= Request =
Reproduce each record below exactly as written.

= Supplied entries =
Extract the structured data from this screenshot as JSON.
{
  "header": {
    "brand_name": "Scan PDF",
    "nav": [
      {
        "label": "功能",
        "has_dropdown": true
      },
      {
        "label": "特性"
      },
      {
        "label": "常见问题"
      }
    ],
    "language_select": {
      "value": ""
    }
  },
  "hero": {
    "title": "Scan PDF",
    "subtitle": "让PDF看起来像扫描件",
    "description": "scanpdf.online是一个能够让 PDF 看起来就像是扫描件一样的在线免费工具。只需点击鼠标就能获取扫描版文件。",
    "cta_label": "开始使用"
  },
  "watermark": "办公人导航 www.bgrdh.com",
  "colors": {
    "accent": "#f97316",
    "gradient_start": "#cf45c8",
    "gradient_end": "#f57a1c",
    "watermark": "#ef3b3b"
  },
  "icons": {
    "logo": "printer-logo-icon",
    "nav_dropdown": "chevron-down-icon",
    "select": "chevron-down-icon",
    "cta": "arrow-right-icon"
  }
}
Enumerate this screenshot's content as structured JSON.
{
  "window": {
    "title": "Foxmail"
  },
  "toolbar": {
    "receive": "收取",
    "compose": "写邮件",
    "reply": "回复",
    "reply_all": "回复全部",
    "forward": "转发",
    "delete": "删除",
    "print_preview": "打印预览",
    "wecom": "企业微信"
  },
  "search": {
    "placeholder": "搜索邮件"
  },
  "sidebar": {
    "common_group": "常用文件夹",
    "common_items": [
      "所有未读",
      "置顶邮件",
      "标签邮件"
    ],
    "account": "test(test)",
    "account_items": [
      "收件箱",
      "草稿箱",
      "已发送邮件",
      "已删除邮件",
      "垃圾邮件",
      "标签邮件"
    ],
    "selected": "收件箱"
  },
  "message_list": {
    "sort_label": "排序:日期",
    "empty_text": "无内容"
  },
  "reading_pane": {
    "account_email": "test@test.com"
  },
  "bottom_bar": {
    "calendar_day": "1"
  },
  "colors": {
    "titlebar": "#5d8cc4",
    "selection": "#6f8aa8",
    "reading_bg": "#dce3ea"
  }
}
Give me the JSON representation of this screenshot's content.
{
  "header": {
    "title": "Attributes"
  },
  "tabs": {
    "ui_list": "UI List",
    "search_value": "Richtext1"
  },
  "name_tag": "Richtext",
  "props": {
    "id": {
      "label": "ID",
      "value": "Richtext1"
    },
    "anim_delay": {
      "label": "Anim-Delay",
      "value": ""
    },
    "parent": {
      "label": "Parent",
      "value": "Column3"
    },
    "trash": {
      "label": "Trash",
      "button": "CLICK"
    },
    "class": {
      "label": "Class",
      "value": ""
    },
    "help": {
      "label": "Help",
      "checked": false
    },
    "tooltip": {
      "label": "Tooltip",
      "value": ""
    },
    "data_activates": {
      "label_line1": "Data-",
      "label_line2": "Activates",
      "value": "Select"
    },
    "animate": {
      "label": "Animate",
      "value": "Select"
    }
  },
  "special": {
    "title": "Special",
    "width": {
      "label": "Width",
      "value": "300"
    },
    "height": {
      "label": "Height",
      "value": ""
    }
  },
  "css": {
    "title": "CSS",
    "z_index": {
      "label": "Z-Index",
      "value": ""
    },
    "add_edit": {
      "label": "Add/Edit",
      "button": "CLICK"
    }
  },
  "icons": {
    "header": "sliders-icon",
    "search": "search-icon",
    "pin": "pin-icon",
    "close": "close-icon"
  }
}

= Expected output =
Extract the structured data from this screenshot as JSON.
{
  "header": {
    "brand_name": "Scan PDF",
    "nav": [
      {
        "label": "功能",
        "has_dropdown": true
      },
      {
        "label": "特性"
      },
      {
        "label": "常见问题"
      }
    ],
    "language_select": {
      "value": ""
    }
  },
  "hero": {
    "title": "Scan PDF",
    "subtitle": "让PDF看起来像扫描件",
    "description": "scanpdf.online是一个能够让 PDF 看起来就像是扫描件一样的在线免费工具。只需点击鼠标就能获取扫描版文件。",
    "cta_label": "开始使用"
  },
  "watermark": "办公人导航 www.bgrdh.com",
  "colors": {
    "accent": "#f97316",
    "gradient_start": "#cf45c8",
    "gradient_end": "#f57a1c",
    "watermark": "#ef3b3b"
  },
  "icons": {
    "logo": "printer-logo-icon",
    "nav_dropdown": "chevron-down-icon",
    "select": "chevron-down-icon",
    "cta": "arrow-right-icon"
  }
}
Enumerate this screenshot's content as structured JSON.
{
  "window": {
    "title": "Foxmail"
  },
  "toolbar": {
    "receive": "收取",
    "compose": "写邮件",
    "reply": "回复",
    "reply_all": "回复全部",
    "forward": "转发",
    "delete": "删除",
    "print_preview": "打印预览",
    "wecom": "企业微信"
  },
  "search": {
    "placeholder": "搜索邮件"
  },
  "sidebar": {
    "common_group": "常用文件夹",
    "common_items": [
      "所有未读",
      "置顶邮件",
      "标签邮件"
    ],
    "account": "test(test)",
    "account_items": [
      "收件箱",
      "草稿箱",
      "已发送邮件",
      "已删除邮件",
      "垃圾邮件",
      "标签邮件"
    ],
    "selected": "收件箱"
  },
  "message_list": {
    "sort_label": "排序:日期",
    "empty_text": "无内容"
  },
  "reading_pane": {
    "account_email": "test@test.com"
  },
  "bottom_bar": {
    "calendar_day": "1"
  },
  "colors": {
    "titlebar": "#5d8cc4",
    "selection": "#6f8aa8",
    "reading_bg": "#dce3ea"
  }
}
Give me the JSON representation of this screenshot's content.
{
  "header": {
    "title": "Attributes"
  },
  "tabs": {
    "ui_list": "UI List",
    "search_value": "Richtext1"
  },
  "name_tag": "Richtext",
  "props": {
    "id": {
      "label": "ID",
      "value": "Richtext1"
    },
    "anim_delay": {
      "label": "Anim-Delay",
      "value": ""
    },
    "parent": {
      "label": "Parent",
      "value": "Column3"
    },
    "trash": {
      "label": "Trash",
      "button": "CLICK"
    },
    "class": {
      "label": "Class",
      "value": ""
    },
    "help": {
      "label": "Help",
      "checked": false
    },
    "tooltip": {
      "label": "Tooltip",
      "value": ""
    },
    "data_activates": {
      "label_line1": "Data-",
      "label_line2": "Activates",
      "value": "Select"
    },
    "animate": {
      "label": "Animate",
      "value": "Select"
    }
  },
  "special": {
    "title": "Special",
    "width": {
      "label": "Width",
      "value": "300"
    },
    "height": {
      "label": "Height",
      "value": ""
    }
  },
  "css": {
    "title": "CSS",
    "z_index": {
      "label": "Z-Index",
      "value": ""
    },
    "add_edit": {
      "label": "Add/Edit",
      "button": "CLICK"
    }
  },
  "icons": {
    "header": "sliders-icon",
    "search": "search-icon",
    "pin": "pin-icon",
    "close": "close-icon"
  }
}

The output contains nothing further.